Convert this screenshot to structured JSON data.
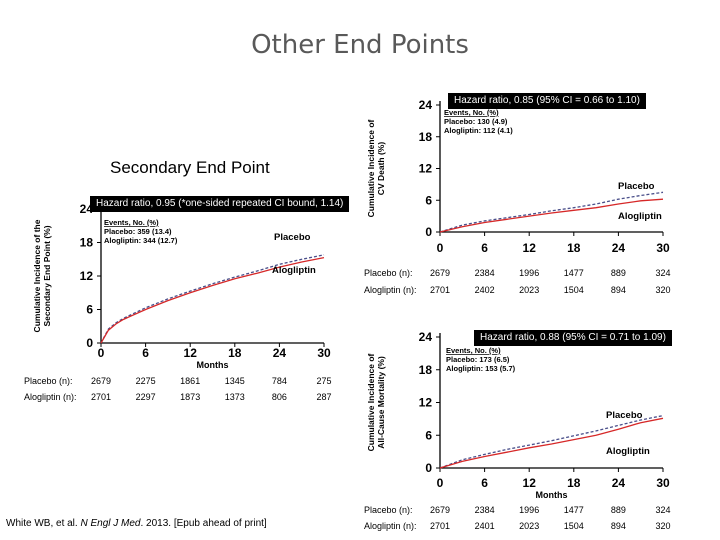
{
  "slide": {
    "title": "Other End Points",
    "secondary_title": "Secondary End Point",
    "citation_authors": "White WB, et al. ",
    "citation_journal": "N Engl J Med",
    "citation_rest": ". 2013. [Epub ahead of print]"
  },
  "colors": {
    "placebo": "#4a4f8a",
    "alogliptin": "#d62828"
  },
  "chart_data": [
    {
      "id": "cv-death",
      "type": "line",
      "hazard_ratio_label": "Hazard ratio, 0.85 (95% CI = 0.66 to 1.10)",
      "ylabel_lines": [
        "Cumulative Incidence of",
        "CV Death (%)"
      ],
      "xlabel": "",
      "xlim": [
        0,
        30
      ],
      "ylim": [
        0,
        24
      ],
      "xticks": [
        "0",
        "6",
        "12",
        "18",
        "24",
        "30"
      ],
      "yticks": [
        "0",
        "6",
        "12",
        "18",
        "24"
      ],
      "x_values": [
        0,
        6,
        12,
        18,
        24,
        30
      ],
      "events_header": "Events, No. (%)",
      "events": [
        "Placebo: 130 (4.9)",
        "Alogliptin: 112 (4.1)"
      ],
      "series": [
        {
          "name": "Placebo",
          "key": "placebo",
          "dashed": true,
          "x": [
            0,
            3,
            6,
            9,
            12,
            15,
            18,
            21,
            24,
            27,
            30
          ],
          "y": [
            0,
            1.3,
            2.1,
            2.7,
            3.3,
            4.0,
            4.6,
            5.3,
            6.2,
            6.9,
            7.5
          ]
        },
        {
          "name": "Alogliptin",
          "key": "alogliptin",
          "dashed": false,
          "x": [
            0,
            3,
            6,
            9,
            12,
            15,
            18,
            21,
            24,
            27,
            30
          ],
          "y": [
            0,
            1.0,
            1.8,
            2.4,
            3.0,
            3.6,
            4.1,
            4.6,
            5.3,
            5.9,
            6.2
          ]
        }
      ],
      "series_labels": [
        "Placebo",
        "Alogliptin"
      ],
      "at_risk": [
        {
          "label": "Placebo (n):",
          "values": [
            "2679",
            "2384",
            "1996",
            "1477",
            "889",
            "324"
          ]
        },
        {
          "label": "Alogliptin (n):",
          "values": [
            "2701",
            "2402",
            "2023",
            "1504",
            "894",
            "320"
          ]
        }
      ]
    },
    {
      "id": "secondary-end-point",
      "type": "line",
      "hazard_ratio_label": "Hazard ratio, 0.95 (*one-sided repeated CI bound, 1.14)",
      "ylabel_lines": [
        "Cumulative Incidence of the",
        "Secondary End Point (%)"
      ],
      "xlabel": "Months",
      "xlim": [
        0,
        30
      ],
      "ylim": [
        0,
        24
      ],
      "xticks": [
        "0",
        "6",
        "12",
        "18",
        "24",
        "30"
      ],
      "yticks": [
        "0",
        "6",
        "12",
        "18",
        "24"
      ],
      "x_values": [
        0,
        6,
        12,
        18,
        24,
        30
      ],
      "events_header": "Events, No. (%)",
      "events": [
        "Placebo: 359 (13.4)",
        "Alogliptin: 344 (12.7)"
      ],
      "series": [
        {
          "name": "Placebo",
          "key": "placebo",
          "dashed": true,
          "x": [
            0,
            1,
            2,
            3,
            6,
            9,
            12,
            15,
            18,
            21,
            24,
            27,
            30
          ],
          "y": [
            0,
            2.5,
            3.6,
            4.4,
            6.3,
            7.9,
            9.3,
            10.6,
            11.8,
            12.9,
            14.1,
            15.0,
            15.8
          ]
        },
        {
          "name": "Alogliptin",
          "key": "alogliptin",
          "dashed": false,
          "x": [
            0,
            1,
            2,
            3,
            6,
            9,
            12,
            15,
            18,
            21,
            24,
            27,
            30
          ],
          "y": [
            0,
            2.3,
            3.4,
            4.2,
            6.0,
            7.6,
            9.0,
            10.3,
            11.5,
            12.5,
            13.6,
            14.5,
            15.3
          ]
        }
      ],
      "series_labels": [
        "Placebo",
        "Alogliptin"
      ],
      "at_risk": [
        {
          "label": "Placebo (n):",
          "values": [
            "2679",
            "2275",
            "1861",
            "1345",
            "784",
            "275"
          ]
        },
        {
          "label": "Alogliptin (n):",
          "values": [
            "2701",
            "2297",
            "1873",
            "1373",
            "806",
            "287"
          ]
        }
      ]
    },
    {
      "id": "all-cause-mortality",
      "type": "line",
      "hazard_ratio_label": "Hazard ratio, 0.88 (95% CI = 0.71 to 1.09)",
      "ylabel_lines": [
        "Cumulative Incidence of",
        "All-Cause Mortality (%)"
      ],
      "xlabel": "Months",
      "xlim": [
        0,
        30
      ],
      "ylim": [
        0,
        24
      ],
      "xticks": [
        "0",
        "6",
        "12",
        "18",
        "24",
        "30"
      ],
      "yticks": [
        "0",
        "6",
        "12",
        "18",
        "24"
      ],
      "x_values": [
        0,
        6,
        12,
        18,
        24,
        30
      ],
      "events_header": "Events, No. (%)",
      "events": [
        "Placebo: 173 (6.5)",
        "Alogliptin: 153 (5.7)"
      ],
      "series": [
        {
          "name": "Placebo",
          "key": "placebo",
          "dashed": true,
          "x": [
            0,
            3,
            6,
            9,
            12,
            15,
            18,
            21,
            24,
            27,
            30
          ],
          "y": [
            0,
            1.5,
            2.5,
            3.4,
            4.2,
            5.0,
            5.9,
            6.8,
            7.8,
            8.8,
            9.6
          ]
        },
        {
          "name": "Alogliptin",
          "key": "alogliptin",
          "dashed": false,
          "x": [
            0,
            3,
            6,
            9,
            12,
            15,
            18,
            21,
            24,
            27,
            30
          ],
          "y": [
            0,
            1.2,
            2.1,
            2.9,
            3.7,
            4.4,
            5.2,
            6.0,
            7.1,
            8.3,
            9.1
          ]
        }
      ],
      "series_labels": [
        "Placebo",
        "Alogliptin"
      ],
      "at_risk": [
        {
          "label": "Placebo (n):",
          "values": [
            "2679",
            "2384",
            "1996",
            "1477",
            "889",
            "324"
          ]
        },
        {
          "label": "Alogliptin (n):",
          "values": [
            "2701",
            "2401",
            "2023",
            "1504",
            "894",
            "320"
          ]
        }
      ]
    }
  ]
}
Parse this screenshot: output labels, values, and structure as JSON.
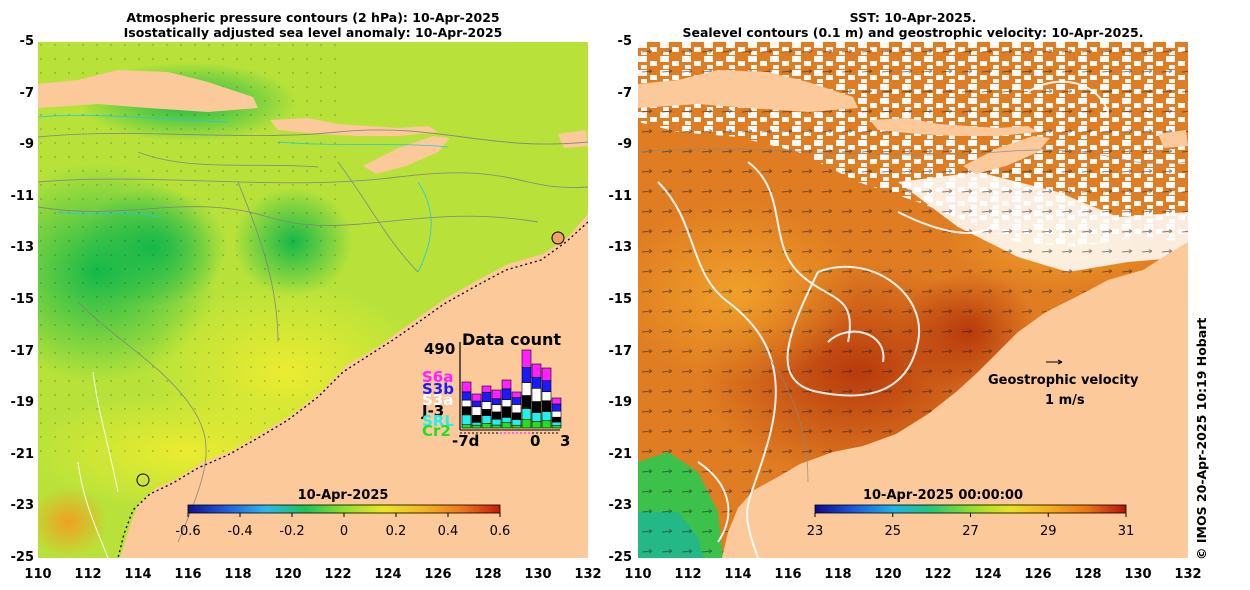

- [The problem]: Reproduce the full listing above verbatim, with no pictures included.

- [Output for this exercise]:
Convert this screenshot to structured JSON data.
{
  "slide": {
    "title": "Other End Points",
    "secondary_title": "Secondary End Point",
    "citation_authors": "White WB, et al. ",
    "citation_journal": "N Engl J Med",
    "citation_rest": ". 2013. [Epub ahead of print]"
  },
  "colors": {
    "placebo": "#4a4f8a",
    "alogliptin": "#d62828"
  },
  "chart_data": [
    {
      "id": "cv-death",
      "type": "line",
      "hazard_ratio_label": "Hazard ratio, 0.85 (95% CI = 0.66 to 1.10)",
      "ylabel_lines": [
        "Cumulative Incidence of",
        "CV Death (%)"
      ],
      "xlabel": "",
      "xlim": [
        0,
        30
      ],
      "ylim": [
        0,
        24
      ],
      "xticks": [
        "0",
        "6",
        "12",
        "18",
        "24",
        "30"
      ],
      "yticks": [
        "0",
        "6",
        "12",
        "18",
        "24"
      ],
      "x_values": [
        0,
        6,
        12,
        18,
        24,
        30
      ],
      "events_header": "Events, No. (%)",
      "events": [
        "Placebo: 130 (4.9)",
        "Alogliptin: 112 (4.1)"
      ],
      "series": [
        {
          "name": "Placebo",
          "key": "placebo",
          "dashed": true,
          "x": [
            0,
            3,
            6,
            9,
            12,
            15,
            18,
            21,
            24,
            27,
            30
          ],
          "y": [
            0,
            1.3,
            2.1,
            2.7,
            3.3,
            4.0,
            4.6,
            5.3,
            6.2,
            6.9,
            7.5
          ]
        },
        {
          "name": "Alogliptin",
          "key": "alogliptin",
          "dashed": false,
          "x": [
            0,
            3,
            6,
            9,
            12,
            15,
            18,
            21,
            24,
            27,
            30
          ],
          "y": [
            0,
            1.0,
            1.8,
            2.4,
            3.0,
            3.6,
            4.1,
            4.6,
            5.3,
            5.9,
            6.2
          ]
        }
      ],
      "series_labels": [
        "Placebo",
        "Alogliptin"
      ],
      "at_risk": [
        {
          "label": "Placebo (n):",
          "values": [
            "2679",
            "2384",
            "1996",
            "1477",
            "889",
            "324"
          ]
        },
        {
          "label": "Alogliptin (n):",
          "values": [
            "2701",
            "2402",
            "2023",
            "1504",
            "894",
            "320"
          ]
        }
      ]
    },
    {
      "id": "secondary-end-point",
      "type": "line",
      "hazard_ratio_label": "Hazard ratio, 0.95 (*one-sided repeated CI bound, 1.14)",
      "ylabel_lines": [
        "Cumulative Incidence of the",
        "Secondary End Point (%)"
      ],
      "xlabel": "Months",
      "xlim": [
        0,
        30
      ],
      "ylim": [
        0,
        24
      ],
      "xticks": [
        "0",
        "6",
        "12",
        "18",
        "24",
        "30"
      ],
      "yticks": [
        "0",
        "6",
        "12",
        "18",
        "24"
      ],
      "x_values": [
        0,
        6,
        12,
        18,
        24,
        30
      ],
      "events_header": "Events, No. (%)",
      "events": [
        "Placebo: 359 (13.4)",
        "Alogliptin: 344 (12.7)"
      ],
      "series": [
        {
          "name": "Placebo",
          "key": "placebo",
          "dashed": true,
          "x": [
            0,
            1,
            2,
            3,
            6,
            9,
            12,
            15,
            18,
            21,
            24,
            27,
            30
          ],
          "y": [
            0,
            2.5,
            3.6,
            4.4,
            6.3,
            7.9,
            9.3,
            10.6,
            11.8,
            12.9,
            14.1,
            15.0,
            15.8
          ]
        },
        {
          "name": "Alogliptin",
          "key": "alogliptin",
          "dashed": false,
          "x": [
            0,
            1,
            2,
            3,
            6,
            9,
            12,
            15,
            18,
            21,
            24,
            27,
            30
          ],
          "y": [
            0,
            2.3,
            3.4,
            4.2,
            6.0,
            7.6,
            9.0,
            10.3,
            11.5,
            12.5,
            13.6,
            14.5,
            15.3
          ]
        }
      ],
      "series_labels": [
        "Placebo",
        "Alogliptin"
      ],
      "at_risk": [
        {
          "label": "Placebo (n):",
          "values": [
            "2679",
            "2275",
            "1861",
            "1345",
            "784",
            "275"
          ]
        },
        {
          "label": "Alogliptin (n):",
          "values": [
            "2701",
            "2297",
            "1873",
            "1373",
            "806",
            "287"
          ]
        }
      ]
    },
    {
      "id": "all-cause-mortality",
      "type": "line",
      "hazard_ratio_label": "Hazard ratio, 0.88 (95% CI = 0.71 to 1.09)",
      "ylabel_lines": [
        "Cumulative Incidence of",
        "All-Cause Mortality (%)"
      ],
      "xlabel": "Months",
      "xlim": [
        0,
        30
      ],
      "ylim": [
        0,
        24
      ],
      "xticks": [
        "0",
        "6",
        "12",
        "18",
        "24",
        "30"
      ],
      "yticks": [
        "0",
        "6",
        "12",
        "18",
        "24"
      ],
      "x_values": [
        0,
        6,
        12,
        18,
        24,
        30
      ],
      "events_header": "Events, No. (%)",
      "events": [
        "Placebo: 173 (6.5)",
        "Alogliptin: 153 (5.7)"
      ],
      "series": [
        {
          "name": "Placebo",
          "key": "placebo",
          "dashed": true,
          "x": [
            0,
            3,
            6,
            9,
            12,
            15,
            18,
            21,
            24,
            27,
            30
          ],
          "y": [
            0,
            1.5,
            2.5,
            3.4,
            4.2,
            5.0,
            5.9,
            6.8,
            7.8,
            8.8,
            9.6
          ]
        },
        {
          "name": "Alogliptin",
          "key": "alogliptin",
          "dashed": false,
          "x": [
            0,
            3,
            6,
            9,
            12,
            15,
            18,
            21,
            24,
            27,
            30
          ],
          "y": [
            0,
            1.2,
            2.1,
            2.9,
            3.7,
            4.4,
            5.2,
            6.0,
            7.1,
            8.3,
            9.1
          ]
        }
      ],
      "series_labels": [
        "Placebo",
        "Alogliptin"
      ],
      "at_risk": [
        {
          "label": "Placebo (n):",
          "values": [
            "2679",
            "2384",
            "1996",
            "1477",
            "889",
            "324"
          ]
        },
        {
          "label": "Alogliptin (n):",
          "values": [
            "2701",
            "2401",
            "2023",
            "1504",
            "894",
            "320"
          ]
        }
      ]
    }
  ]
}
Parse this screenshot: output labels, values, and structure as JSON.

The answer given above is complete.